- **THE REQUEST**: Every line of the material is to be quoted verbatim, minus the pictures.

****************************************

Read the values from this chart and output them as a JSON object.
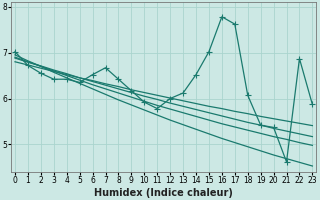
{
  "xlabel": "Humidex (Indice chaleur)",
  "ylabel": "",
  "bg_color": "#cce8e4",
  "grid_color": "#aad4ce",
  "line_color": "#1a7a6e",
  "x_ticks": [
    0,
    1,
    2,
    3,
    4,
    5,
    6,
    7,
    8,
    9,
    10,
    11,
    12,
    13,
    14,
    15,
    16,
    17,
    18,
    19,
    20,
    21,
    22,
    23
  ],
  "y_ticks": [
    5,
    6,
    7,
    8
  ],
  "ylim": [
    4.4,
    8.1
  ],
  "xlim": [
    -0.3,
    23.3
  ],
  "main_data": [
    7.02,
    6.72,
    6.55,
    6.42,
    6.42,
    6.35,
    6.52,
    6.67,
    6.42,
    6.17,
    5.92,
    5.78,
    6.0,
    6.12,
    6.52,
    7.02,
    7.78,
    7.62,
    6.07,
    5.42,
    5.37,
    4.62,
    6.87,
    5.87
  ],
  "trend_lines": [
    [
      6.95,
      6.82,
      6.7,
      6.57,
      6.45,
      6.33,
      6.21,
      6.09,
      5.97,
      5.86,
      5.75,
      5.64,
      5.53,
      5.43,
      5.33,
      5.23,
      5.13,
      5.04,
      4.95,
      4.86,
      4.77,
      4.69,
      4.61,
      4.53
    ],
    [
      6.9,
      6.8,
      6.7,
      6.6,
      6.5,
      6.4,
      6.3,
      6.21,
      6.12,
      6.03,
      5.94,
      5.85,
      5.77,
      5.69,
      5.61,
      5.53,
      5.45,
      5.38,
      5.31,
      5.24,
      5.17,
      5.11,
      5.04,
      4.98
    ],
    [
      6.88,
      6.79,
      6.71,
      6.62,
      6.54,
      6.45,
      6.37,
      6.29,
      6.21,
      6.13,
      6.05,
      5.98,
      5.9,
      5.83,
      5.76,
      5.69,
      5.62,
      5.55,
      5.48,
      5.42,
      5.35,
      5.29,
      5.23,
      5.17
    ],
    [
      6.8,
      6.73,
      6.66,
      6.59,
      6.52,
      6.45,
      6.39,
      6.32,
      6.26,
      6.19,
      6.13,
      6.07,
      6.01,
      5.95,
      5.89,
      5.83,
      5.78,
      5.72,
      5.67,
      5.61,
      5.56,
      5.51,
      5.46,
      5.41
    ]
  ],
  "marker_style": "+",
  "marker_size": 4,
  "line_width": 0.9,
  "axis_fontsize": 6,
  "tick_fontsize": 5.5,
  "xlabel_fontsize": 7
}
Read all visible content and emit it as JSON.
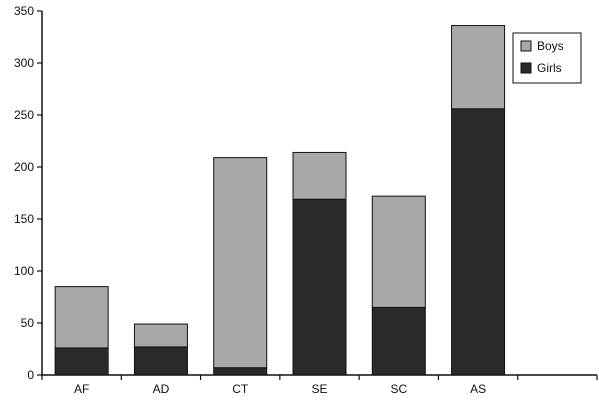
{
  "chart_data": {
    "type": "bar",
    "stacked": true,
    "categories": [
      "AF",
      "AD",
      "CT",
      "SE",
      "SC",
      "AS"
    ],
    "series": [
      {
        "name": "Girls",
        "values": [
          26,
          27,
          7,
          169,
          65,
          256
        ],
        "color": "#2a2a2a"
      },
      {
        "name": "Boys",
        "values": [
          59,
          22,
          202,
          45,
          107,
          80
        ],
        "color": "#a8a8a8"
      }
    ],
    "title": "",
    "xlabel": "",
    "ylabel": "",
    "ylim": [
      0,
      350
    ],
    "yticks": [
      0,
      50,
      100,
      150,
      200,
      250,
      300,
      350
    ],
    "grid": false,
    "legend": {
      "placement": "top-right",
      "order": [
        "Boys",
        "Girls"
      ]
    }
  }
}
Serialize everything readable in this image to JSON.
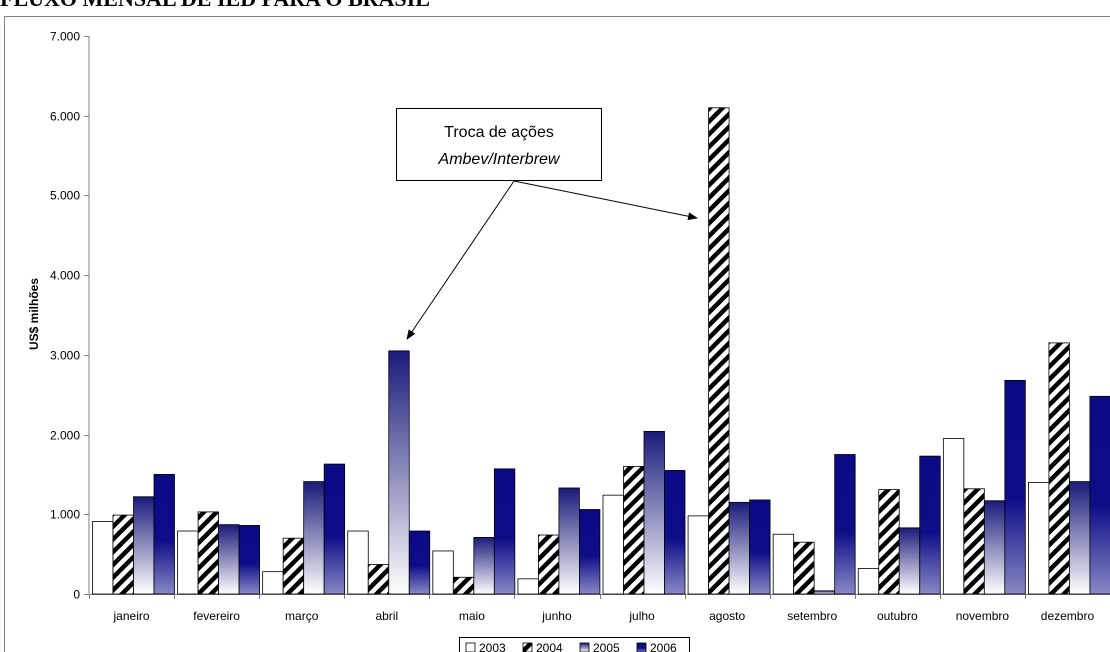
{
  "page_title": "FLUXO MENSAL DE IED PARA O BRASIL",
  "colors": {
    "s2003": "#ffffff",
    "s2004": "#000000",
    "s2005": "#1a1a7a",
    "s2006": "#0a0a85",
    "axis": "#808080",
    "frame": "#808080"
  },
  "chart_data": {
    "type": "bar",
    "title": "",
    "xlabel": "",
    "ylabel": "US$ milhões",
    "ylim": [
      0,
      7000
    ],
    "yticks": [
      0,
      1000,
      2000,
      3000,
      4000,
      5000,
      6000,
      7000
    ],
    "ytick_labels": [
      "0",
      "1.000",
      "2.000",
      "3.000",
      "4.000",
      "5.000",
      "6.000",
      "7.000"
    ],
    "grid": false,
    "legend_position": "bottom",
    "categories": [
      "janeiro",
      "fevereiro",
      "março",
      "abril",
      "maio",
      "junho",
      "julho",
      "agosto",
      "setembro",
      "outubro",
      "novembro",
      "dezembro"
    ],
    "series": [
      {
        "name": "2003",
        "pattern": "white",
        "values": [
          910,
          790,
          280,
          790,
          540,
          190,
          1240,
          980,
          750,
          320,
          1950,
          1400
        ]
      },
      {
        "name": "2004",
        "pattern": "diagonal-stripes",
        "values": [
          990,
          1030,
          700,
          370,
          210,
          740,
          1600,
          6100,
          650,
          1310,
          1320,
          3150
        ]
      },
      {
        "name": "2005",
        "pattern": "gradient-navy",
        "values": [
          1220,
          870,
          1410,
          3050,
          710,
          1330,
          2040,
          1150,
          40,
          830,
          1170,
          1410
        ]
      },
      {
        "name": "2006",
        "pattern": "gradient-navy-dark",
        "values": [
          1500,
          860,
          1630,
          790,
          1570,
          1060,
          1550,
          1180,
          1750,
          1730,
          2680,
          2480
        ]
      }
    ],
    "annotations": [
      {
        "line1": "Troca de ações",
        "line2": "Ambev/Interbrew",
        "targets": [
          {
            "category": "abril",
            "value": 3050
          },
          {
            "category": "agosto",
            "value": 6100
          }
        ]
      }
    ]
  }
}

****************************************

- **TASK RESPONSE**:
Read the values from this chart and output them as a JSON object.
{
  "xlabel": "Humidex (Indice chaleur)",
  "ylabel": "",
  "bg_color": "#cce8e4",
  "grid_color": "#aad4ce",
  "line_color": "#1a7a6e",
  "x_ticks": [
    0,
    1,
    2,
    3,
    4,
    5,
    6,
    7,
    8,
    9,
    10,
    11,
    12,
    13,
    14,
    15,
    16,
    17,
    18,
    19,
    20,
    21,
    22,
    23
  ],
  "y_ticks": [
    5,
    6,
    7,
    8
  ],
  "ylim": [
    4.4,
    8.1
  ],
  "xlim": [
    -0.3,
    23.3
  ],
  "main_data": [
    7.02,
    6.72,
    6.55,
    6.42,
    6.42,
    6.35,
    6.52,
    6.67,
    6.42,
    6.17,
    5.92,
    5.78,
    6.0,
    6.12,
    6.52,
    7.02,
    7.78,
    7.62,
    6.07,
    5.42,
    5.37,
    4.62,
    6.87,
    5.87
  ],
  "trend_lines": [
    [
      6.95,
      6.82,
      6.7,
      6.57,
      6.45,
      6.33,
      6.21,
      6.09,
      5.97,
      5.86,
      5.75,
      5.64,
      5.53,
      5.43,
      5.33,
      5.23,
      5.13,
      5.04,
      4.95,
      4.86,
      4.77,
      4.69,
      4.61,
      4.53
    ],
    [
      6.9,
      6.8,
      6.7,
      6.6,
      6.5,
      6.4,
      6.3,
      6.21,
      6.12,
      6.03,
      5.94,
      5.85,
      5.77,
      5.69,
      5.61,
      5.53,
      5.45,
      5.38,
      5.31,
      5.24,
      5.17,
      5.11,
      5.04,
      4.98
    ],
    [
      6.88,
      6.79,
      6.71,
      6.62,
      6.54,
      6.45,
      6.37,
      6.29,
      6.21,
      6.13,
      6.05,
      5.98,
      5.9,
      5.83,
      5.76,
      5.69,
      5.62,
      5.55,
      5.48,
      5.42,
      5.35,
      5.29,
      5.23,
      5.17
    ],
    [
      6.8,
      6.73,
      6.66,
      6.59,
      6.52,
      6.45,
      6.39,
      6.32,
      6.26,
      6.19,
      6.13,
      6.07,
      6.01,
      5.95,
      5.89,
      5.83,
      5.78,
      5.72,
      5.67,
      5.61,
      5.56,
      5.51,
      5.46,
      5.41
    ]
  ],
  "marker_style": "+",
  "marker_size": 4,
  "line_width": 0.9,
  "axis_fontsize": 6,
  "tick_fontsize": 5.5,
  "xlabel_fontsize": 7
}
Read all visible content and emit it as JSON.
{
  "chart_data": {
    "type": "bar",
    "stacked": true,
    "categories": [
      "AF",
      "AD",
      "CT",
      "SE",
      "SC",
      "AS"
    ],
    "series": [
      {
        "name": "Girls",
        "values": [
          26,
          27,
          7,
          169,
          65,
          256
        ],
        "color": "#2a2a2a"
      },
      {
        "name": "Boys",
        "values": [
          59,
          22,
          202,
          45,
          107,
          80
        ],
        "color": "#a8a8a8"
      }
    ],
    "title": "",
    "xlabel": "",
    "ylabel": "",
    "ylim": [
      0,
      350
    ],
    "yticks": [
      0,
      50,
      100,
      150,
      200,
      250,
      300,
      350
    ],
    "grid": false,
    "legend": {
      "placement": "top-right",
      "order": [
        "Boys",
        "Girls"
      ]
    }
  }
}
Serialize everything readable in this image to JSON.
{
  "page_title": "FLUXO MENSAL DE IED PARA O BRASIL",
  "colors": {
    "s2003": "#ffffff",
    "s2004": "#000000",
    "s2005": "#1a1a7a",
    "s2006": "#0a0a85",
    "axis": "#808080",
    "frame": "#808080"
  },
  "chart_data": {
    "type": "bar",
    "title": "",
    "xlabel": "",
    "ylabel": "US$ milhões",
    "ylim": [
      0,
      7000
    ],
    "yticks": [
      0,
      1000,
      2000,
      3000,
      4000,
      5000,
      6000,
      7000
    ],
    "ytick_labels": [
      "0",
      "1.000",
      "2.000",
      "3.000",
      "4.000",
      "5.000",
      "6.000",
      "7.000"
    ],
    "grid": false,
    "legend_position": "bottom",
    "categories": [
      "janeiro",
      "fevereiro",
      "março",
      "abril",
      "maio",
      "junho",
      "julho",
      "agosto",
      "setembro",
      "outubro",
      "novembro",
      "dezembro"
    ],
    "series": [
      {
        "name": "2003",
        "pattern": "white",
        "values": [
          910,
          790,
          280,
          790,
          540,
          190,
          1240,
          980,
          750,
          320,
          1950,
          1400
        ]
      },
      {
        "name": "2004",
        "pattern": "diagonal-stripes",
        "values": [
          990,
          1030,
          700,
          370,
          210,
          740,
          1600,
          6100,
          650,
          1310,
          1320,
          3150
        ]
      },
      {
        "name": "2005",
        "pattern": "gradient-navy",
        "values": [
          1220,
          870,
          1410,
          3050,
          710,
          1330,
          2040,
          1150,
          40,
          830,
          1170,
          1410
        ]
      },
      {
        "name": "2006",
        "pattern": "gradient-navy-dark",
        "values": [
          1500,
          860,
          1630,
          790,
          1570,
          1060,
          1550,
          1180,
          1750,
          1730,
          2680,
          2480
        ]
      }
    ],
    "annotations": [
      {
        "line1": "Troca de ações",
        "line2": "Ambev/Interbrew",
        "targets": [
          {
            "category": "abril",
            "value": 3050
          },
          {
            "category": "agosto",
            "value": 6100
          }
        ]
      }
    ]
  }
}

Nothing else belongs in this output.